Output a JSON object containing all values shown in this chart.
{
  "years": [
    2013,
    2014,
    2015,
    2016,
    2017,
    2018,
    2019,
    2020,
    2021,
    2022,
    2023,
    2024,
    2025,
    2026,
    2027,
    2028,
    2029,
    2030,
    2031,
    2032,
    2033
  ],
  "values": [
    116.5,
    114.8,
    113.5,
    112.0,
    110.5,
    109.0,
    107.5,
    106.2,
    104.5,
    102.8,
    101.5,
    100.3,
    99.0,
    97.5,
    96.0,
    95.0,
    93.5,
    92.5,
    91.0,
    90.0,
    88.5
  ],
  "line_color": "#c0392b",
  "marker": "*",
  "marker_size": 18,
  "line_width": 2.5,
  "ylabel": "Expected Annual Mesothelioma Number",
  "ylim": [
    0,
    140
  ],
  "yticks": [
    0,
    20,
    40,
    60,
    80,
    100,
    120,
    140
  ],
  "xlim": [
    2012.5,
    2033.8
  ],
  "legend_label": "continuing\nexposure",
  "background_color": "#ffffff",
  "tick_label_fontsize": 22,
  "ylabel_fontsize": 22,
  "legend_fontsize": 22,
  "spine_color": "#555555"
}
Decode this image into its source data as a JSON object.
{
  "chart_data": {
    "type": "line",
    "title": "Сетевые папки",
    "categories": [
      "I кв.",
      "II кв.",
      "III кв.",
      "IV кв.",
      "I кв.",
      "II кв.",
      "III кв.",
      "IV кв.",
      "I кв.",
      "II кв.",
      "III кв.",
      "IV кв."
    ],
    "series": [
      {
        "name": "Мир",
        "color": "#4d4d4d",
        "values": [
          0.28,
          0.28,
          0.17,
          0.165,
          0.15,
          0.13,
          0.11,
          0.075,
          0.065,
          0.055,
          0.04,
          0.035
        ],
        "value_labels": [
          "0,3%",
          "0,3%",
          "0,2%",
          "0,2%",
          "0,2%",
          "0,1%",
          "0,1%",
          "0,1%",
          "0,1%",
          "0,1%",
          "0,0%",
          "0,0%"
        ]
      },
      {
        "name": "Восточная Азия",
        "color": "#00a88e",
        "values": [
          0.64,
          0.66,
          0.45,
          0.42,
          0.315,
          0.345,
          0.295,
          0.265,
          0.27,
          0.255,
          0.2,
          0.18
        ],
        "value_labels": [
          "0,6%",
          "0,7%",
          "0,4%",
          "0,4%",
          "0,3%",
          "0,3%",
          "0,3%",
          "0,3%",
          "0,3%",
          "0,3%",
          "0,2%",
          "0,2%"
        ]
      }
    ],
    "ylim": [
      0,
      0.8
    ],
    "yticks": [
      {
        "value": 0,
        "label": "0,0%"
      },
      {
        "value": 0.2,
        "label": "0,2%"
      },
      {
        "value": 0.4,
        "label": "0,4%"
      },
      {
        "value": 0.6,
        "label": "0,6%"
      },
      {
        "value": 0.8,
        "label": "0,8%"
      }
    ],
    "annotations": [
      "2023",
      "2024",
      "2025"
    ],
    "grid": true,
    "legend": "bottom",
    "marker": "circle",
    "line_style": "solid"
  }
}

#### [THE REQUEST]
Each line of the material above needs to be quoted exactly, please.

#### [THE RESULT]
Output a JSON object containing all values shown in this chart.
{
  "years": [
    2013,
    2014,
    2015,
    2016,
    2017,
    2018,
    2019,
    2020,
    2021,
    2022,
    2023,
    2024,
    2025,
    2026,
    2027,
    2028,
    2029,
    2030,
    2031,
    2032,
    2033
  ],
  "values": [
    116.5,
    114.8,
    113.5,
    112.0,
    110.5,
    109.0,
    107.5,
    106.2,
    104.5,
    102.8,
    101.5,
    100.3,
    99.0,
    97.5,
    96.0,
    95.0,
    93.5,
    92.5,
    91.0,
    90.0,
    88.5
  ],
  "line_color": "#c0392b",
  "marker": "*",
  "marker_size": 18,
  "line_width": 2.5,
  "ylabel": "Expected Annual Mesothelioma Number",
  "ylim": [
    0,
    140
  ],
  "yticks": [
    0,
    20,
    40,
    60,
    80,
    100,
    120,
    140
  ],
  "xlim": [
    2012.5,
    2033.8
  ],
  "legend_label": "continuing\nexposure",
  "background_color": "#ffffff",
  "tick_label_fontsize": 22,
  "ylabel_fontsize": 22,
  "legend_fontsize": 22,
  "spine_color": "#555555"
}
Decode this image into its source data as a JSON object.
{
  "chart_data": {
    "type": "line",
    "title": "Сетевые папки",
    "categories": [
      "I кв.",
      "II кв.",
      "III кв.",
      "IV кв.",
      "I кв.",
      "II кв.",
      "III кв.",
      "IV кв.",
      "I кв.",
      "II кв.",
      "III кв.",
      "IV кв."
    ],
    "series": [
      {
        "name": "Мир",
        "color": "#4d4d4d",
        "values": [
          0.28,
          0.28,
          0.17,
          0.165,
          0.15,
          0.13,
          0.11,
          0.075,
          0.065,
          0.055,
          0.04,
          0.035
        ],
        "value_labels": [
          "0,3%",
          "0,3%",
          "0,2%",
          "0,2%",
          "0,2%",
          "0,1%",
          "0,1%",
          "0,1%",
          "0,1%",
          "0,1%",
          "0,0%",
          "0,0%"
        ]
      },
      {
        "name": "Восточная Азия",
        "color": "#00a88e",
        "values": [
          0.64,
          0.66,
          0.45,
          0.42,
          0.315,
          0.345,
          0.295,
          0.265,
          0.27,
          0.255,
          0.2,
          0.18
        ],
        "value_labels": [
          "0,6%",
          "0,7%",
          "0,4%",
          "0,4%",
          "0,3%",
          "0,3%",
          "0,3%",
          "0,3%",
          "0,3%",
          "0,3%",
          "0,2%",
          "0,2%"
        ]
      }
    ],
    "ylim": [
      0,
      0.8
    ],
    "yticks": [
      {
        "value": 0,
        "label": "0,0%"
      },
      {
        "value": 0.2,
        "label": "0,2%"
      },
      {
        "value": 0.4,
        "label": "0,4%"
      },
      {
        "value": 0.6,
        "label": "0,6%"
      },
      {
        "value": 0.8,
        "label": "0,8%"
      }
    ],
    "annotations": [
      "2023",
      "2024",
      "2025"
    ],
    "grid": true,
    "legend": "bottom",
    "marker": "circle",
    "line_style": "solid"
  }
}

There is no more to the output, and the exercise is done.